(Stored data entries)

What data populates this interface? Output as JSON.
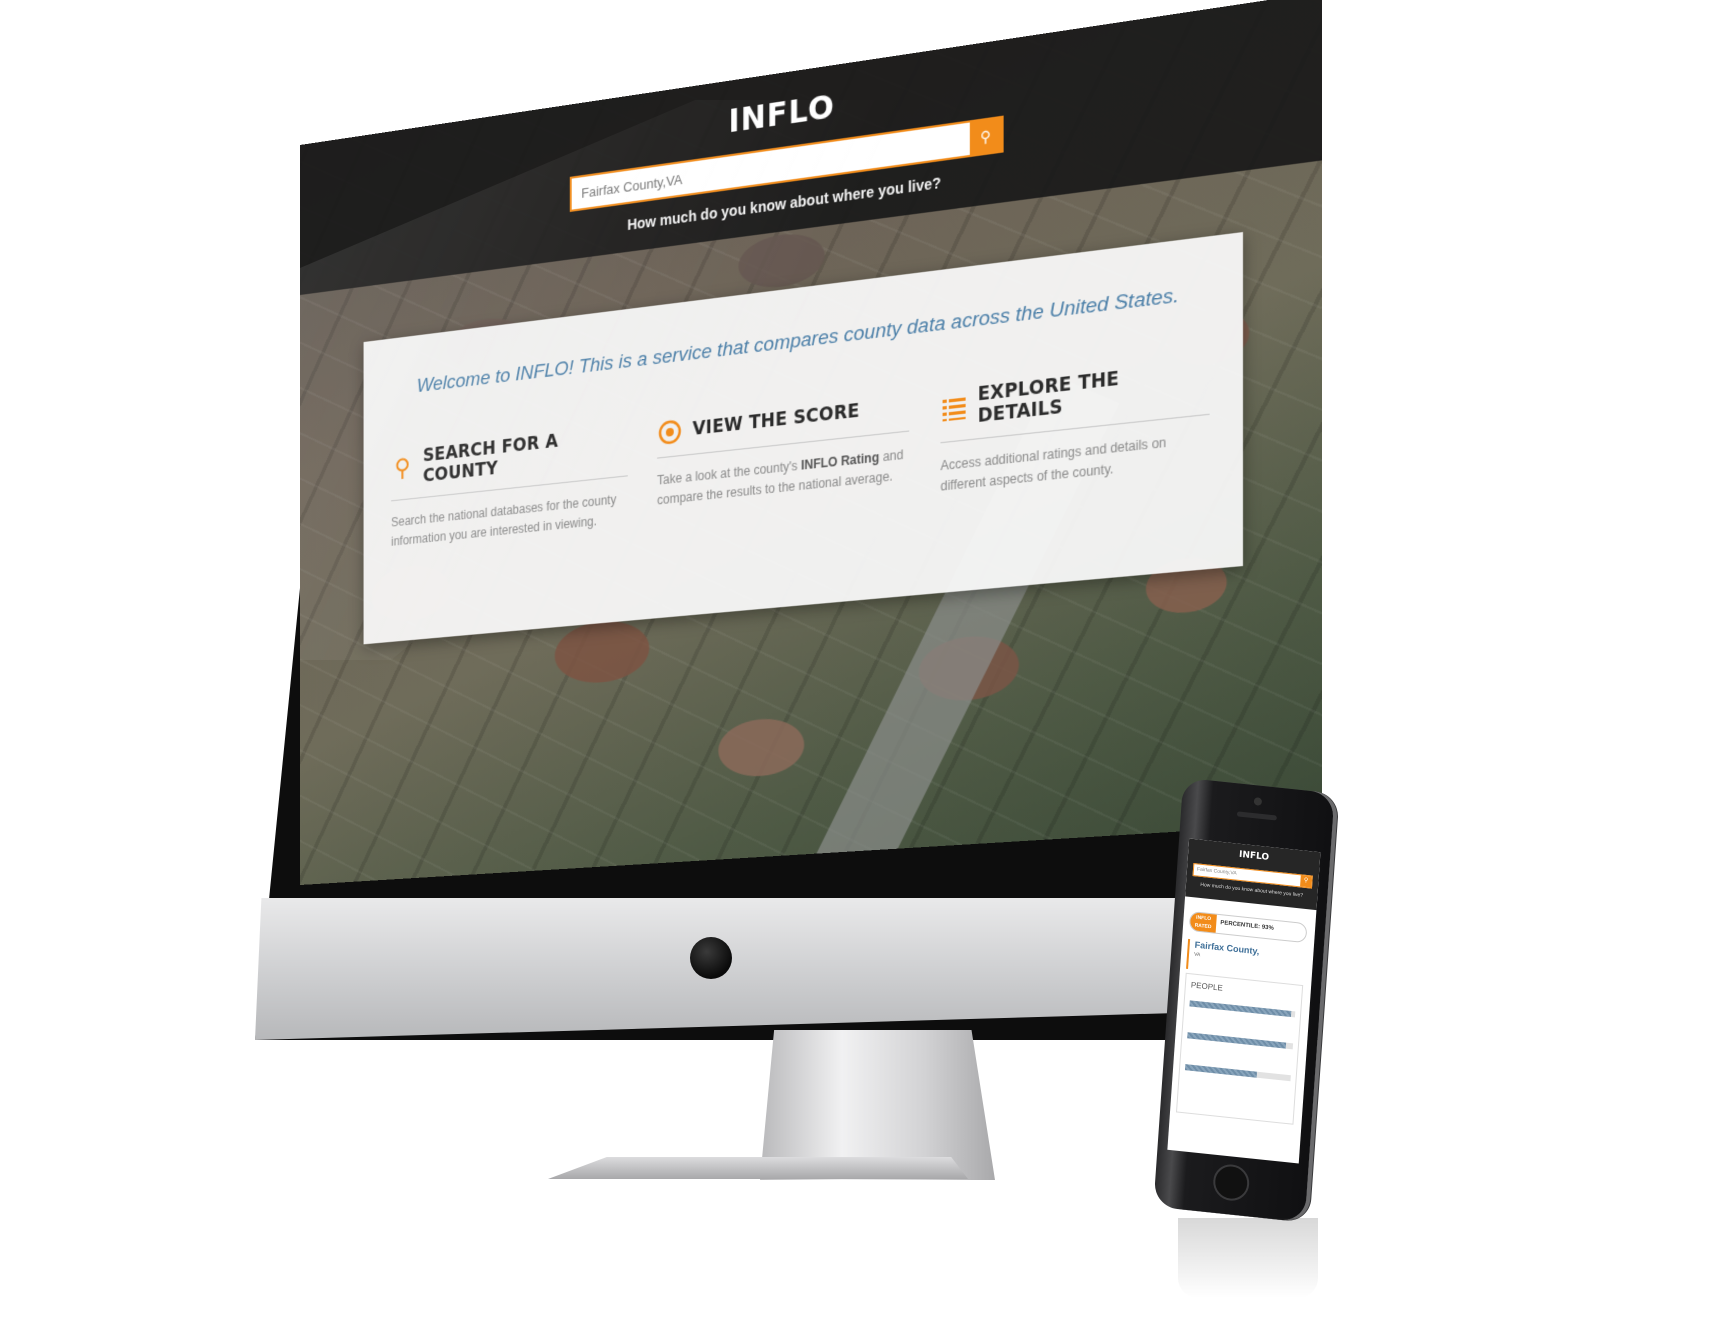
{
  "desktop": {
    "site": {
      "logo": "INFLO",
      "search": {
        "value": "Fairfax County,VA",
        "button_icon": "search-icon"
      },
      "tagline": "How much do you know about where you live?"
    },
    "welcome": {
      "text": "Welcome to INFLO! This is a service that compares county data across the United States.",
      "features": [
        {
          "icon": "search-icon",
          "title": "SEARCH FOR A COUNTY",
          "description": "Search the national databases for the county information you are interested in viewing."
        },
        {
          "icon": "eye-icon",
          "title": "VIEW THE SCORE",
          "description_pre": "Take a look at the county's ",
          "description_bold": "INFLO Rating",
          "description_post": " and compare the results to the national average."
        },
        {
          "icon": "list-icon",
          "title": "EXPLORE THE DETAILS",
          "description": "Access additional ratings and details on different aspects of the county."
        }
      ]
    }
  },
  "mobile": {
    "logo": "INFLO",
    "search_value": "Fairfax County,VA",
    "tagline": "How much do you know about where you live?",
    "badge": {
      "line1": "INFLO",
      "line2": "RATED",
      "percentile": "PERCENTILE: 93%"
    },
    "county": "Fairfax County,",
    "state": "VA",
    "section_title": "PEOPLE",
    "stats": [
      {
        "label": "",
        "fill": 0.96
      },
      {
        "label": "",
        "fill": 0.93
      },
      {
        "label": "",
        "fill": 0.68
      }
    ]
  },
  "colors": {
    "accent": "#f28c1a",
    "header_bg": "#262626",
    "welcome_text": "#4b7fa8",
    "county_text": "#3e6f98"
  }
}
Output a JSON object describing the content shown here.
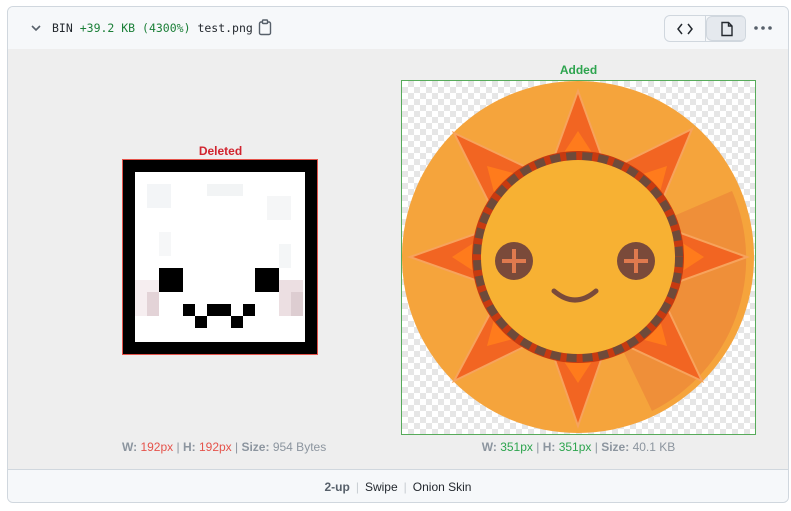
{
  "header": {
    "collapse_icon": "chevron-down-icon",
    "bin_label": "BIN",
    "size_change": "+39.2 KB (4300%)",
    "filename": "test.png",
    "copy_icon": "clipboard-icon",
    "view_buttons": [
      {
        "icon": "code-icon",
        "active": false
      },
      {
        "icon": "file-icon",
        "active": true
      }
    ],
    "more_icon": "kebab-horizontal-icon"
  },
  "deleted": {
    "label": "Deleted",
    "w_label": "W:",
    "w_value": "192px",
    "h_label": "H:",
    "h_value": "192px",
    "size_label": "Size:",
    "size_value": "954 Bytes",
    "color": "#d1242f"
  },
  "added": {
    "label": "Added",
    "w_label": "W:",
    "w_value": "351px",
    "h_label": "H:",
    "h_value": "351px",
    "size_label": "Size:",
    "size_value": "40.1 KB",
    "color": "#2da44e"
  },
  "view_modes": {
    "items": [
      "2-up",
      "Swipe",
      "Onion Skin"
    ],
    "active": "2-up"
  }
}
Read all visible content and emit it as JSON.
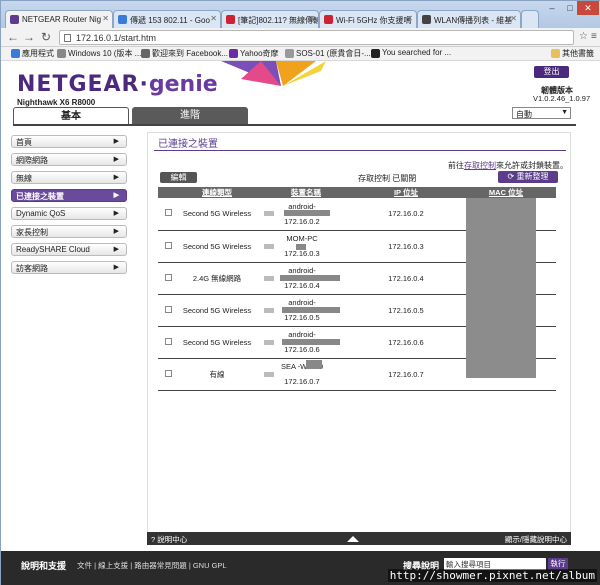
{
  "tabs": [
    {
      "title": "NETGEAR Router Nig",
      "color": "#5b3d8c"
    },
    {
      "title": "傳遞 153 802.11 - Goo",
      "color": "#3a7ad8"
    },
    {
      "title": "[筆記]802.11? 無線傳輸",
      "color": "#c23"
    },
    {
      "title": "Wi-Fi 5GHz 你支援嗎",
      "color": "#c23"
    },
    {
      "title": "WLAN傳播列表 - 維基",
      "color": "#444"
    }
  ],
  "url": "172.16.0.1/start.htm",
  "bookmarks": [
    "應用程式",
    "Windows 10 (版本 ...",
    "歡迎來到 Facebook...",
    "Yahoo奇摩",
    "SOS-01 (原貴會日-...",
    "You searched for ..."
  ],
  "other_bookmarks": "其他書籤",
  "logo": {
    "brand": "NETGEAR",
    "product": "genie"
  },
  "model": "Nighthawk X6 R8000",
  "logout": "登出",
  "firmware_label": "韌體版本",
  "firmware_version": "V1.0.2.46_1.0.97",
  "mode_select": "自動",
  "main_tabs": {
    "basic": "基本",
    "advanced": "進階"
  },
  "sidebar": [
    "首頁",
    "網際網路",
    "無線",
    "已連接之裝置",
    "Dynamic QoS",
    "家長控制",
    "ReadySHARE Cloud",
    "訪客網路"
  ],
  "panel": {
    "title": "已連接之裝置",
    "notice_pre": "前往",
    "notice_link": "存取控制",
    "notice_post": "來允許或封鎖裝置。",
    "edit": "編輯",
    "access_status": "存取控制 已關閉",
    "refresh": "重新整理",
    "headers": [
      "連線類型",
      "裝置名稱",
      "IP 位址",
      "MAC 位址"
    ],
    "rows": [
      {
        "type": "Second 5G Wireless",
        "name": "android-",
        "name_ip": "172.16.0.2",
        "ip": "172.16.0.2"
      },
      {
        "type": "Second 5G Wireless",
        "name": "MOM-PC",
        "name_ip": "172.16.0.3",
        "ip": "172.16.0.3"
      },
      {
        "type": "2.4G 無線網路",
        "name": "android-",
        "name_ip": "172.16.0.4",
        "ip": "172.16.0.4"
      },
      {
        "type": "Second 5G Wireless",
        "name": "android-",
        "name_ip": "172.16.0.5",
        "ip": "172.16.0.5"
      },
      {
        "type": "Second 5G Wireless",
        "name": "android-",
        "name_ip": "172.16.0.6",
        "ip": "172.16.0.6"
      },
      {
        "type": "有線",
        "name": "SEA   -WIN10",
        "name_ip": "172.16.0.7",
        "ip": "172.16.0.7"
      }
    ]
  },
  "help": {
    "left": "說明中心",
    "right": "顯示/隱藏說明中心"
  },
  "footer": {
    "title": "說明和支援",
    "links": "文件 | 線上支援 | 路由器常見問題 | GNU GPL",
    "search_title": "搜尋說明",
    "search_placeholder": "輸入搜尋項目",
    "go": "執行"
  },
  "watermark": "http://showmer.pixnet.net/album"
}
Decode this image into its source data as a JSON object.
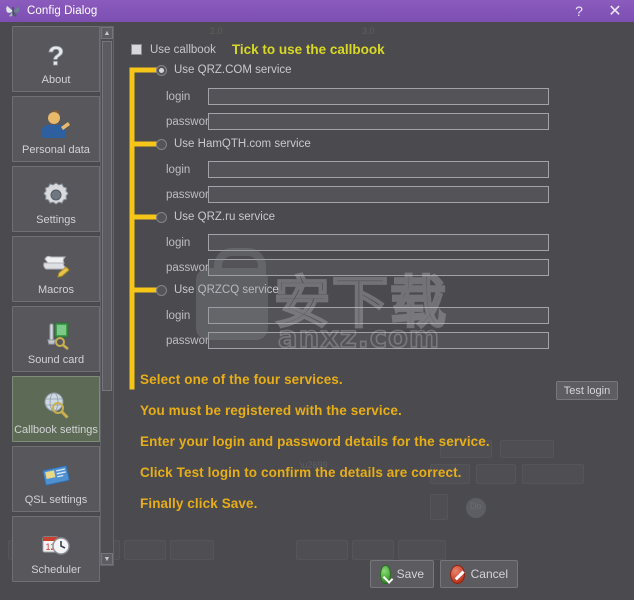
{
  "window": {
    "title": "Config Dialog",
    "icon": "butterfly-icon",
    "help_label": "?",
    "close_label": "✕",
    "titlebar_color": "#8455b8"
  },
  "sidebar": {
    "items": [
      {
        "label": "About",
        "icon": "question-mark-icon",
        "selected": false
      },
      {
        "label": "Personal data",
        "icon": "person-icon",
        "selected": false
      },
      {
        "label": "Settings",
        "icon": "gear-icon",
        "selected": false
      },
      {
        "label": "Macros",
        "icon": "scroll-pencil-icon",
        "selected": false
      },
      {
        "label": "Sound card",
        "icon": "microphone-icon",
        "selected": false
      },
      {
        "label": "Callbook settings",
        "icon": "globe-search-icon",
        "selected": true
      },
      {
        "label": "QSL settings",
        "icon": "qsl-card-icon",
        "selected": false
      },
      {
        "label": "Scheduler",
        "icon": "calendar-clock-icon",
        "selected": false
      }
    ],
    "scrollbar": {
      "up_arrow": "▲",
      "down_arrow": "▼"
    }
  },
  "main": {
    "use_callbook": {
      "label": "Use callbook",
      "checked": false,
      "note": "Tick to use the callbook",
      "note_color": "#d9d924"
    },
    "services": [
      {
        "name": "Use QRZ.COM service",
        "selected": true,
        "login_label": "login",
        "login_value": "",
        "password_label": "password",
        "password_value": ""
      },
      {
        "name": "Use HamQTH.com service",
        "selected": false,
        "login_label": "login",
        "login_value": "",
        "password_label": "password",
        "password_value": ""
      },
      {
        "name": "Use QRZ.ru service",
        "selected": false,
        "login_label": "login",
        "login_value": "",
        "password_label": "password",
        "password_value": ""
      },
      {
        "name": "Use QRZCQ service",
        "selected": false,
        "login_label": "login",
        "login_value": "",
        "password_label": "password",
        "password_value": ""
      }
    ],
    "test_login_label": "Test login",
    "instructions": [
      "Select one of the four services.",
      "You must be registered with the service.",
      "Enter your login and password details for the service.",
      "Click Test login to confirm the details are correct.",
      "Finally click Save."
    ],
    "instruction_color": "#e8ae17",
    "annotation_color": "#f5c518"
  },
  "footer": {
    "save_label": "Save",
    "cancel_label": "Cancel"
  },
  "watermark": {
    "text_cn": "安下载",
    "text_url": "anxz.com",
    "icon": "shield-lock-icon"
  }
}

GOAL: Copy every line in the entries above that has the string "watermark" in it.

FULL RESPONSE:
  "watermark": "http://showmer.pixnet.net/album"
  "watermark": {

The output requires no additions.